(Layout annotation data)
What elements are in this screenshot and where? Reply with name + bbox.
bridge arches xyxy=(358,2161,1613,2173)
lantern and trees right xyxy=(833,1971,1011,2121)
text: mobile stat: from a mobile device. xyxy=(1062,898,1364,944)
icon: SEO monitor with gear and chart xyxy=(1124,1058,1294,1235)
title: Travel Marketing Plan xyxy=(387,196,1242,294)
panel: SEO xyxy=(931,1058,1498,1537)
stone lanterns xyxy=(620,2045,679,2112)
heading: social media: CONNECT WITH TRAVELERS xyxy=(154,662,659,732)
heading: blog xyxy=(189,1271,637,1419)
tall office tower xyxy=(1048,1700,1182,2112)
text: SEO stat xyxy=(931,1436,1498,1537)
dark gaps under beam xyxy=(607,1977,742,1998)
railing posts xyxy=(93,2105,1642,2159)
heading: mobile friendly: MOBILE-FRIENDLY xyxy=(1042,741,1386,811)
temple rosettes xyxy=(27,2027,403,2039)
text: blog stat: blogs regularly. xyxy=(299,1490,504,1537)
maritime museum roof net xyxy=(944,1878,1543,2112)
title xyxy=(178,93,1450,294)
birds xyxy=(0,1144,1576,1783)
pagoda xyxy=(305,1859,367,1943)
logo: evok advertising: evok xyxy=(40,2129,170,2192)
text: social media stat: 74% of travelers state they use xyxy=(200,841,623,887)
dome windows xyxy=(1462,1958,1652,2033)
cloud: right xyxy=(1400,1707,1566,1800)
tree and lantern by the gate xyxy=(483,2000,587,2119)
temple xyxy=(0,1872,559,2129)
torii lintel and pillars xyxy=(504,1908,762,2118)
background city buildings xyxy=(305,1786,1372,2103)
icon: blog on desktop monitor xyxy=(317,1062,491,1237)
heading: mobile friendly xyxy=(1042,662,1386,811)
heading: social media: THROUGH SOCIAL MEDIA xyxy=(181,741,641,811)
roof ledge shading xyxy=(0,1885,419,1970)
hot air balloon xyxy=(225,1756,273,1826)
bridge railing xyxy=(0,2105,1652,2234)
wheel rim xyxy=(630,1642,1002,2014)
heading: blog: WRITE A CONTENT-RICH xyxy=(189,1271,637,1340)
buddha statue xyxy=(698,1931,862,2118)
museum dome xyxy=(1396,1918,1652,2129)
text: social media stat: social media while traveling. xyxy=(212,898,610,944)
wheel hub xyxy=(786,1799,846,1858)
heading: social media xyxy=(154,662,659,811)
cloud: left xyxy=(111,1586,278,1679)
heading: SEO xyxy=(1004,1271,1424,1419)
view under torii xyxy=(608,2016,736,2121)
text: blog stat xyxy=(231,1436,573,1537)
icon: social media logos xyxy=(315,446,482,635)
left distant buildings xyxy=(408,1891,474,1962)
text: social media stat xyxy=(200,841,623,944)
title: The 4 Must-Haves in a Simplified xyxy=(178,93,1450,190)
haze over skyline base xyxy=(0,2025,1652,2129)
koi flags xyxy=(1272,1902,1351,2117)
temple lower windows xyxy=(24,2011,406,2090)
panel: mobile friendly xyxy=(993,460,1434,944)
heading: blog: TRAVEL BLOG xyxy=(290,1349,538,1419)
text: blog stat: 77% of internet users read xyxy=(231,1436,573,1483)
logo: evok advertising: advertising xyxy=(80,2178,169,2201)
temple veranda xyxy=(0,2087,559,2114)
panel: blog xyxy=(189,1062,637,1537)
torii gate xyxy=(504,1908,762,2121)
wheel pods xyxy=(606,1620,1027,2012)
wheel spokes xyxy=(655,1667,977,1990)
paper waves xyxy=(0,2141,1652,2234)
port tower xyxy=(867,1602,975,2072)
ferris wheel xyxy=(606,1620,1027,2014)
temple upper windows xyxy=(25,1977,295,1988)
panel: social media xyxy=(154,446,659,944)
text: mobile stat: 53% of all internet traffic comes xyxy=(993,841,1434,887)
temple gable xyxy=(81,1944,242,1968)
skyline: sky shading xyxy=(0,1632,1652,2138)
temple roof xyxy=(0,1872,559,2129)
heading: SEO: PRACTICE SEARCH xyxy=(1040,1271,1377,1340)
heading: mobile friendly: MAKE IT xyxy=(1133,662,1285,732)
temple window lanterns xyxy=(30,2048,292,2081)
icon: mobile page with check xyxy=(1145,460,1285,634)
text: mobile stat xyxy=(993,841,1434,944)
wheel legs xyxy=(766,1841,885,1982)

* What is asked:
Convert the rows above into a Markdown table with the columns Number and Text, giving each line its own entry and skipping any blank lines.

* Output:
| Number | Text |
|---|---|
| 1 | What elements are in this screenshot and where? Reply with name + bbox. |
| 2 | bridge arches xyxy=(358,2161,1613,2173) |
| 3 | lantern and trees right xyxy=(833,1971,1011,2121) |
| 4 | text: mobile stat: from a mobile device. xyxy=(1062,898,1364,944) |
| 5 | icon: SEO monitor with gear and chart xyxy=(1124,1058,1294,1235) |
| 6 | title: Travel Marketing Plan xyxy=(387,196,1242,294) |
| 7 | panel: SEO xyxy=(931,1058,1498,1537) |
| 8 | stone lanterns xyxy=(620,2045,679,2112) |
| 9 | heading: social media: CONNECT WITH TRAVELERS xyxy=(154,662,659,732) |
| 10 | heading: blog xyxy=(189,1271,637,1419) |
| 11 | tall office tower xyxy=(1048,1700,1182,2112) |
| 12 | text: SEO stat xyxy=(931,1436,1498,1537) |
| 13 | dark gaps under beam xyxy=(607,1977,742,1998) |
| 14 | railing posts xyxy=(93,2105,1642,2159) |
| 15 | heading: mobile friendly: MOBILE-FRIENDLY xyxy=(1042,741,1386,811) |
| 16 | temple rosettes xyxy=(27,2027,403,2039) |
| 17 | text: blog stat: blogs regularly. xyxy=(299,1490,504,1537) |
| 18 | maritime museum roof net xyxy=(944,1878,1543,2112) |
| 19 | title xyxy=(178,93,1450,294) |
| 20 | birds xyxy=(0,1144,1576,1783) |
| 21 | pagoda xyxy=(305,1859,367,1943) |
| 22 | logo: evok advertising: evok xyxy=(40,2129,170,2192) |
| 23 | text: social media stat: 74% of travelers state they use xyxy=(200,841,623,887) |
| 24 | dome windows xyxy=(1462,1958,1652,2033) |
| 25 | cloud: right xyxy=(1400,1707,1566,1800) |
| 26 | tree and lantern by the gate xyxy=(483,2000,587,2119) |
| 27 | temple xyxy=(0,1872,559,2129) |
| 28 | torii lintel and pillars xyxy=(504,1908,762,2118) |
| 29 | background city buildings xyxy=(305,1786,1372,2103) |
| 30 | icon: blog on desktop monitor xyxy=(317,1062,491,1237) |
| 31 | heading: mobile friendly xyxy=(1042,662,1386,811) |
| 32 | heading: social media: THROUGH SOCIAL MEDIA xyxy=(181,741,641,811) |
| 33 | roof ledge shading xyxy=(0,1885,419,1970) |
| 34 | hot air balloon xyxy=(225,1756,273,1826) |
| 35 | bridge railing xyxy=(0,2105,1652,2234) |
| 36 | wheel rim xyxy=(630,1642,1002,2014) |
| 37 | heading: blog: WRITE A CONTENT-RICH xyxy=(189,1271,637,1340) |
| 38 | buddha statue xyxy=(698,1931,862,2118) |
| 39 | museum dome xyxy=(1396,1918,1652,2129) |
| 40 | text: social media stat: social media while traveling. xyxy=(212,898,610,944) |
| 41 | wheel hub xyxy=(786,1799,846,1858) |
| 42 | heading: social media xyxy=(154,662,659,811) |
| 43 | cloud: left xyxy=(111,1586,278,1679) |
| 44 | heading: SEO xyxy=(1004,1271,1424,1419) |
| 45 | view under torii xyxy=(608,2016,736,2121) |
| 46 | text: blog stat xyxy=(231,1436,573,1537) |
| 47 | icon: social media logos xyxy=(315,446,482,635) |
| 48 | left distant buildings xyxy=(408,1891,474,1962) |
| 49 | text: social media stat xyxy=(200,841,623,944) |
| 50 | title: The 4 Must-Haves in a Simplified xyxy=(178,93,1450,190) |
| 51 | haze over skyline base xyxy=(0,2025,1652,2129) |
| 52 | koi flags xyxy=(1272,1902,1351,2117) |
| 53 | temple lower windows xyxy=(24,2011,406,2090) |
| 54 | panel: mobile friendly xyxy=(993,460,1434,944) |
| 55 | heading: blog: TRAVEL BLOG xyxy=(290,1349,538,1419) |
| 56 | text: blog stat: 77% of internet users read xyxy=(231,1436,573,1483) |
| 57 | logo: evok advertising: advertising xyxy=(80,2178,169,2201) |
| 58 | temple veranda xyxy=(0,2087,559,2114) |
| 59 | panel: blog xyxy=(189,1062,637,1537) |
| 60 | torii gate xyxy=(504,1908,762,2121) |
| 61 | wheel pods xyxy=(606,1620,1027,2012) |
| 62 | wheel spokes xyxy=(655,1667,977,1990) |
| 63 | paper waves xyxy=(0,2141,1652,2234) |
| 64 | port tower xyxy=(867,1602,975,2072) |
| 65 | ferris wheel xyxy=(606,1620,1027,2014) |
| 66 | temple upper windows xyxy=(25,1977,295,1988) |
| 67 | panel: social media xyxy=(154,446,659,944) |
| 68 | text: mobile stat: 53% of all internet traffic comes xyxy=(993,841,1434,887) |
| 69 | temple gable xyxy=(81,1944,242,1968) |
| 70 | skyline: sky shading xyxy=(0,1632,1652,2138) |
| 71 | temple roof xyxy=(0,1872,559,2129) |
| 72 | heading: SEO: PRACTICE SEARCH xyxy=(1040,1271,1377,1340) |
| 73 | heading: mobile friendly: MAKE IT xyxy=(1133,662,1285,732) |
| 74 | temple window lanterns xyxy=(30,2048,292,2081) |
| 75 | icon: mobile page with check xyxy=(1145,460,1285,634) |
| 76 | text: mobile stat xyxy=(993,841,1434,944) |
| 77 | wheel legs xyxy=(766,1841,885,1982) |